TEXT SECTION Block Start

Yesterday I was rather piqued by an article by the BBC journalist Brian Wheeler on NHS privatisation. The concept of the article was good in that it tried to ask a question too often mired in thoughtless and polarised debate. Unfortunately it was compromised by only having one view from either side of the argument and very little analysis.
What really stood out though was that both individuals interviewed are part of what is becoming recognisable as a wider political class - a group that is largely white, largely male, largely privately and Oxbridge educated, largely metropolitan and largely unconnected with mainstream England. Certainly those parts that lie outside the M25.
Part of the disillusionment with current politics is rooted in the sense that 'all politicians are the same' because in so ways they are. Cameron and Milliband are both forty-something white men with little experience outside of the greater Westminster political establishment. Which includes a growing range of think tanks in addition to the party research departments that act as the sole incubators of supposed political talent.
Brian Wheeler's two interviewees are the next generation of this in the making. Thomas Cawston, BA in history and politics from Exeter, MA in south Asian history from Oxford followed by 'research' (I use the term loosely) at Reform. Oliver Huitson, more unusually with an OU degree (PPE) and postgrad from Birkbeck (politics and government) followed by some work experience in telesales, communications financial services, topped off with writing for OpenDemocracy and editing a pro-nationalised NHS website funded by the Wainwright Trust. All with a thoroughly metropolitan flavour.
Now I've never been one to dismiss academic study and think tank 'research' as 'fancy book learning' that has no value beside a degree from the University of Life. But it is noticeable that the colonisation of the political classes by people with such narrow range of backgrounds and experience is having a profound effect on political discourse and debate.
The positions taken in Wheeler's debate is a good example. The pitch on both sides tend to be technocratic, theoretical and idealised. Unleavened with any sense of real-world messiness and compromise.
Cawston's citing of examples from Europe of more mixed healthcare economies ignores the historical and cultural context of the NHS. His assertion that competition can drive real improvement in care is not supported by hard evidence. The example he cites is still in progress and whether it really delivers better care will only become clear some time in the future.

TEXT SECTION Block End
ENTRIES SHOWN Block Start

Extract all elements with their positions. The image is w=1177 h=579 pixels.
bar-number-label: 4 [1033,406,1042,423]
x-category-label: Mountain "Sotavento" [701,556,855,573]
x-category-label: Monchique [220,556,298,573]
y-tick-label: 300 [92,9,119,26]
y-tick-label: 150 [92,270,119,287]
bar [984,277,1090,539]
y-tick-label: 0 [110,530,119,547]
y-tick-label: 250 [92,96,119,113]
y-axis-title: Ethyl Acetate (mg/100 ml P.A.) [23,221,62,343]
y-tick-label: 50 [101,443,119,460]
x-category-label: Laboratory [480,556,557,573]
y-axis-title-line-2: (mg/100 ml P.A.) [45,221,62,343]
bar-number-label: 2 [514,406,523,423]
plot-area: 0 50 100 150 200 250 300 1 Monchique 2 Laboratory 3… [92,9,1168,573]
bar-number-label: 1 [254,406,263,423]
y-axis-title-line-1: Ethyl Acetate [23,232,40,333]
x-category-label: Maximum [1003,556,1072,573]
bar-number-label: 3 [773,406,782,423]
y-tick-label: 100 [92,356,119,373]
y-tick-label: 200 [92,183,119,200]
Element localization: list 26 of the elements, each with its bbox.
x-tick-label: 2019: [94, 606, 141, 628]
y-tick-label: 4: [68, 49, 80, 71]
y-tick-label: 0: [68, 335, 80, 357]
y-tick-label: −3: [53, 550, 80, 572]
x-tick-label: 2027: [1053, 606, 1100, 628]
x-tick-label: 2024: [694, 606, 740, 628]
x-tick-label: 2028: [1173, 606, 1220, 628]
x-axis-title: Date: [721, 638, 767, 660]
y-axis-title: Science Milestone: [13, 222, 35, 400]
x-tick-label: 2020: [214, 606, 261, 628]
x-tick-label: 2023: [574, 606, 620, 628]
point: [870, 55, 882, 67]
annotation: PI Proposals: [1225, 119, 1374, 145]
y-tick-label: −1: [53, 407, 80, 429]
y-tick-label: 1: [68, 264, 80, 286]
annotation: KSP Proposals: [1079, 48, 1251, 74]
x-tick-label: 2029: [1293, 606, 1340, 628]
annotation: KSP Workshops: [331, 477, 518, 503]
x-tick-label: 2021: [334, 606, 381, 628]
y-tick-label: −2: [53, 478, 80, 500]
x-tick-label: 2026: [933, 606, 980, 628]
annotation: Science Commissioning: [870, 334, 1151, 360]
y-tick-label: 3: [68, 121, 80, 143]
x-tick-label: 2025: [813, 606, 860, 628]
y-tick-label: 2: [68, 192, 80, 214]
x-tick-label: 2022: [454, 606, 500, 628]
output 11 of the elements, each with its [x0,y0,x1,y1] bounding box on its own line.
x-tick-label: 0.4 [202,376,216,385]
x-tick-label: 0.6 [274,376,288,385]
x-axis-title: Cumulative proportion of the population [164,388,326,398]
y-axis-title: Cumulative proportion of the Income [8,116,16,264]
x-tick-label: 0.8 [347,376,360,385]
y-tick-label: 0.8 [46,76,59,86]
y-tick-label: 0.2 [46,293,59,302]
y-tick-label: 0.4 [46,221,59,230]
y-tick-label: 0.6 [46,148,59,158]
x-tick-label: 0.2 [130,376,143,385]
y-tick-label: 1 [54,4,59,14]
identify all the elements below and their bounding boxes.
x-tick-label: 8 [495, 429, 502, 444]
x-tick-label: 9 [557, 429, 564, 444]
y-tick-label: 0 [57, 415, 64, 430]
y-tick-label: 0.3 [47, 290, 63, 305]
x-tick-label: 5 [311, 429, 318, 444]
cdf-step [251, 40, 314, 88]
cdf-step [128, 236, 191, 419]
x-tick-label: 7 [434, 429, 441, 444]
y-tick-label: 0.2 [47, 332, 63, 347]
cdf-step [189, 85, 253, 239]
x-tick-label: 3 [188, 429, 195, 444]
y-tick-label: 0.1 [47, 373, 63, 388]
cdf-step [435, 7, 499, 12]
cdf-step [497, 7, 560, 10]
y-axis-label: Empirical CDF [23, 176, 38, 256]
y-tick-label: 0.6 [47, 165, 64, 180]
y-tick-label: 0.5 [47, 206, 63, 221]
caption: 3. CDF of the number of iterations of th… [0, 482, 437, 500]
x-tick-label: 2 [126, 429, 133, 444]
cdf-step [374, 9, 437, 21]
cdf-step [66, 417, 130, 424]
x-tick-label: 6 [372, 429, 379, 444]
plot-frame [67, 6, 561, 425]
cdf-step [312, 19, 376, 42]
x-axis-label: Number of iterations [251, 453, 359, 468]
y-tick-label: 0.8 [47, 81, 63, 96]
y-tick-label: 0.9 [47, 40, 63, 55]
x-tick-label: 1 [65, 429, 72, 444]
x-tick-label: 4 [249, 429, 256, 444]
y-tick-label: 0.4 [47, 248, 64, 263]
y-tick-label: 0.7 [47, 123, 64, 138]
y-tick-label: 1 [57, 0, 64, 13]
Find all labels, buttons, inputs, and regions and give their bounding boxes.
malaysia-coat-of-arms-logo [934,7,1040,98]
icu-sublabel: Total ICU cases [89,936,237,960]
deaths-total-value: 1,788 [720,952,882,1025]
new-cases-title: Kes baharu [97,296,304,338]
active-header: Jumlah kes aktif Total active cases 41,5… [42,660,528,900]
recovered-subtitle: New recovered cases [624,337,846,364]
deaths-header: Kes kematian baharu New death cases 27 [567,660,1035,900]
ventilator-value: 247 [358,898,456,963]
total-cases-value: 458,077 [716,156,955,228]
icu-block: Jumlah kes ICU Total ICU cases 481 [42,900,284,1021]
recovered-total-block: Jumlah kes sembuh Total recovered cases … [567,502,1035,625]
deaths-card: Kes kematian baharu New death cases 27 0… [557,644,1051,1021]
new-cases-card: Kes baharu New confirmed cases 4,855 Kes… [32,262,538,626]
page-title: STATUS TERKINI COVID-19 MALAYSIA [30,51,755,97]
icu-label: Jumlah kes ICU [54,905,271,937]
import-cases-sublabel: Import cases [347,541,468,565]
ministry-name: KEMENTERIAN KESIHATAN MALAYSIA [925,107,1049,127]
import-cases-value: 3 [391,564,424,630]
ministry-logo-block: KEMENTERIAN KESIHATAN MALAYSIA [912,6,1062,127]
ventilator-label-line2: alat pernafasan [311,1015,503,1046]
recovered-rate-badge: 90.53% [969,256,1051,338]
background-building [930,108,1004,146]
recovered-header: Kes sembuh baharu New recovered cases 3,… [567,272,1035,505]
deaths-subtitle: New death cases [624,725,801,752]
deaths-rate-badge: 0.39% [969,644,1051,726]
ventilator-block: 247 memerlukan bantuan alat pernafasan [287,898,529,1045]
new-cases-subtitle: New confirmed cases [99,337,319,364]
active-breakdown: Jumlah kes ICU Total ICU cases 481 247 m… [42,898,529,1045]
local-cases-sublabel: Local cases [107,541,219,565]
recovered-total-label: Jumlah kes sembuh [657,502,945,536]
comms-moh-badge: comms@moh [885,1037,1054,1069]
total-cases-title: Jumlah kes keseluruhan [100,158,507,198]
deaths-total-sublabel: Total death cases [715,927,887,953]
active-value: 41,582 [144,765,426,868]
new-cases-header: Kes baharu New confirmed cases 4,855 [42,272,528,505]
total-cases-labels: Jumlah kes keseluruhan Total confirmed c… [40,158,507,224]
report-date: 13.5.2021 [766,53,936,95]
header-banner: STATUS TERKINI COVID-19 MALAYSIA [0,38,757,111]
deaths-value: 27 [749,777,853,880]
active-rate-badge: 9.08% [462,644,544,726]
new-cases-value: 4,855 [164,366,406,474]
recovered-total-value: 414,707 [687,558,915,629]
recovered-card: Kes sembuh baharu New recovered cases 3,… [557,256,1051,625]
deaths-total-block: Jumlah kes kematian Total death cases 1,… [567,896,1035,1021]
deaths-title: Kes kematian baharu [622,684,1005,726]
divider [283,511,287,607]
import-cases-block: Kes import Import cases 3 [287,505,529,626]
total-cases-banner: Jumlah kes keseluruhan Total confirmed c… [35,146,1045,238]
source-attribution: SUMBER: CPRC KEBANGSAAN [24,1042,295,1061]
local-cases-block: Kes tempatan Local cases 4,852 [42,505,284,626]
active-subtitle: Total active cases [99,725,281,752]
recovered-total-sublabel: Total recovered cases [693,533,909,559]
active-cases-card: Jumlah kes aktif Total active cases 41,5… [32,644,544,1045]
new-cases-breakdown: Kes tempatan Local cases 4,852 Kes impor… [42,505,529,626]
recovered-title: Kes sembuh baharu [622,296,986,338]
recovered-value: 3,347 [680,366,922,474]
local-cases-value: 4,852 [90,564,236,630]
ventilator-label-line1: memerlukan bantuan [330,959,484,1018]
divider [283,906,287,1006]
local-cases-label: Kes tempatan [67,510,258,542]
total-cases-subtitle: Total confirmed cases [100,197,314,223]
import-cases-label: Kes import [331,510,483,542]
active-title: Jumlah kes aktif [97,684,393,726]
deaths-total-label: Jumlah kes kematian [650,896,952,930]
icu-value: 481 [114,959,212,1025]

ENTRIES SHOWN Block End

#### [TASK STATEMENT]
Carry on the commentary about the NHS privatisation debate, starting right after its last sentence. The records are separate material and have no connection to the text about NHS privatisation.

#### [RESPONSE TO THE TASK]
This kind of stuff is fine for scoring points in university political society debates, but this is the real world and real people we're talking about now. The evidence we have from the compulsory competitive tendering of hospital cleaning services back in the late 80s points in the other direction: quality plummeted and ultimately this lead to MRSA and ridiculous spectacle of Gordon Brown ordering the 'deep clean' of hospitals.
Two decades on from the purchaser provider split and we are still trying to get the results we want from market-based systems, whilst he overhead costs of maintaining that market in terms of contracting, legal bills and regulation proliferate.
It doesn't help that the person trying to make this argument looks about twelve (he's actually about 27).
Huitson makes a better fist of putting together a convincing argument (although I'll confess it fits with my own view), but it still has that desiccated feel of a final year essay rather than a real life issue affecting real people. Ultimately, both arguments leave a lingering feeling of inauthenticity.
The net affect is to reinforce the perception that politicians are all dishonest and make politics feel remote and un-engaging to the majority of people. This is the real reason that people feel no connection with national politics and the people that supposedly represent them in parliament. If political parties really want to forge a better connections with the population at large, they should start by recruiting from a much wider pool of talent both socially and geographically and try to reintroduce some authenticity into the body politic.